# start of RECORDS FOR THIS TASK

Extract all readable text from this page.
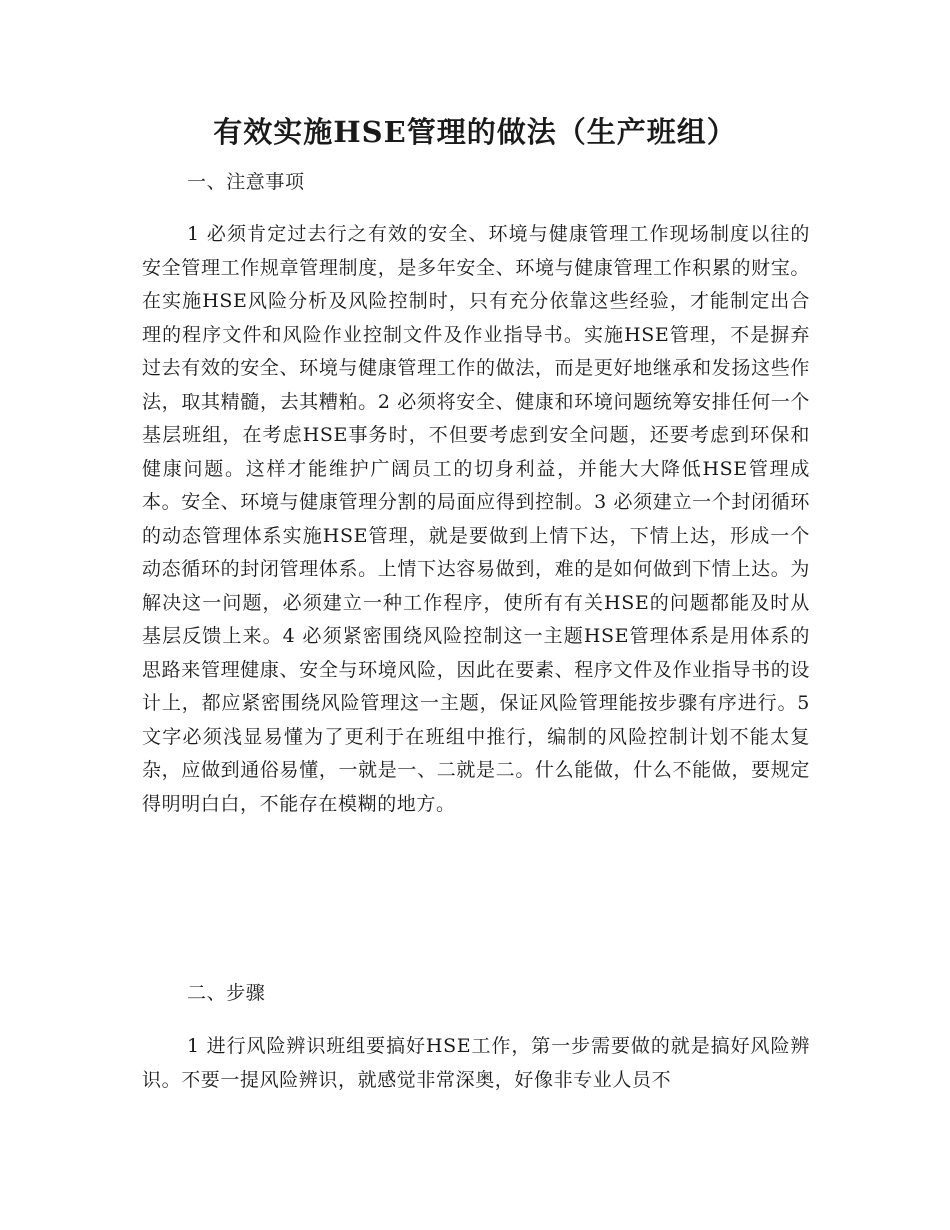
有效实施HSE管理的做法（生产班组）
一、注意事项
1 必须肯定过去行之有效的安全、环境与健康管理工作现场制度以往的安全管理工作规章管理制度，是多年安全、环境与健康管理工作积累的财宝。在实施HSE风险分析及风险控制时，只有充分依靠这些经验，才能制定出合理的程序文件和风险作业控制文件及作业指导书。实施HSE管理，不是摒弃过去有效的安全、环境与健康管理工作的做法，而是更好地继承和发扬这些作法，取其精髓，去其糟粕。2 必须将安全、健康和环境问题统筹安排任何一个基层班组，在考虑HSE事务时，不但要考虑到安全问题，还要考虑到环保和健康问题。这样才能维护广阔员工的切身利益，并能大大降低HSE管理成本。安全、环境与健康管理分割的局面应得到控制。3 必须建立一个封闭循环的动态管理体系实施HSE管理，就是要做到上情下达，下情上达，形成一个动态循环的封闭管理体系。上情下达容易做到，难的是如何做到下情上达。为解决这一问题，必须建立一种工作程序，使所有有关HSE的问题都能及时从基层反馈上来。4 必须紧密围绕风险控制这一主题HSE管理体系是用体系的思路来管理健康、安全与环境风险，因此在要素、程序文件及作业指导书的设计上，都应紧密围绕风险管理这一主题，保证风险管理能按步骤有序进行。5 文字必须浅显易懂为了更利于在班组中推行，编制的风险控制计划不能太复杂，应做到通俗易懂，一就是一、二就是二。什么能做，什么不能做，要规定得明明白白，不能存在模糊的地方。
二、步骤
1 进行风险辨识班组要搞好HSE工作，第一步需要做的就是搞好风险辨识。不要一提风险辨识，就感觉非常深奥，好像非专业人员不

# end of RECORDS FOR THIS TASK

- DIRECTIONS FOR THIS TASK: Copy every line of the data exactly as written, excluding the pictures.

- SOLUTION:
Extract all readable text from this page.
有效实施HSE管理的做法（生产班组）
一、注意事项
1 必须肯定过去行之有效的安全、环境与健康管理工作现场制度以往的安全管理工作规章管理制度，是多年安全、环境与健康管理工作积累的财宝。在实施HSE风险分析及风险控制时，只有充分依靠这些经验，才能制定出合理的程序文件和风险作业控制文件及作业指导书。实施HSE管理，不是摒弃过去有效的安全、环境与健康管理工作的做法，而是更好地继承和发扬这些作法，取其精髓，去其糟粕。2 必须将安全、健康和环境问题统筹安排任何一个基层班组，在考虑HSE事务时，不但要考虑到安全问题，还要考虑到环保和健康问题。这样才能维护广阔员工的切身利益，并能大大降低HSE管理成本。安全、环境与健康管理分割的局面应得到控制。3 必须建立一个封闭循环的动态管理体系实施HSE管理，就是要做到上情下达，下情上达，形成一个动态循环的封闭管理体系。上情下达容易做到，难的是如何做到下情上达。为解决这一问题，必须建立一种工作程序，使所有有关HSE的问题都能及时从基层反馈上来。4 必须紧密围绕风险控制这一主题HSE管理体系是用体系的思路来管理健康、安全与环境风险，因此在要素、程序文件及作业指导书的设计上，都应紧密围绕风险管理这一主题，保证风险管理能按步骤有序进行。5 文字必须浅显易懂为了更利于在班组中推行，编制的风险控制计划不能太复杂，应做到通俗易懂，一就是一、二就是二。什么能做，什么不能做，要规定得明明白白，不能存在模糊的地方。
二、步骤
1 进行风险辨识班组要搞好HSE工作，第一步需要做的就是搞好风险辨识。不要一提风险辨识，就感觉非常深奥，好像非专业人员不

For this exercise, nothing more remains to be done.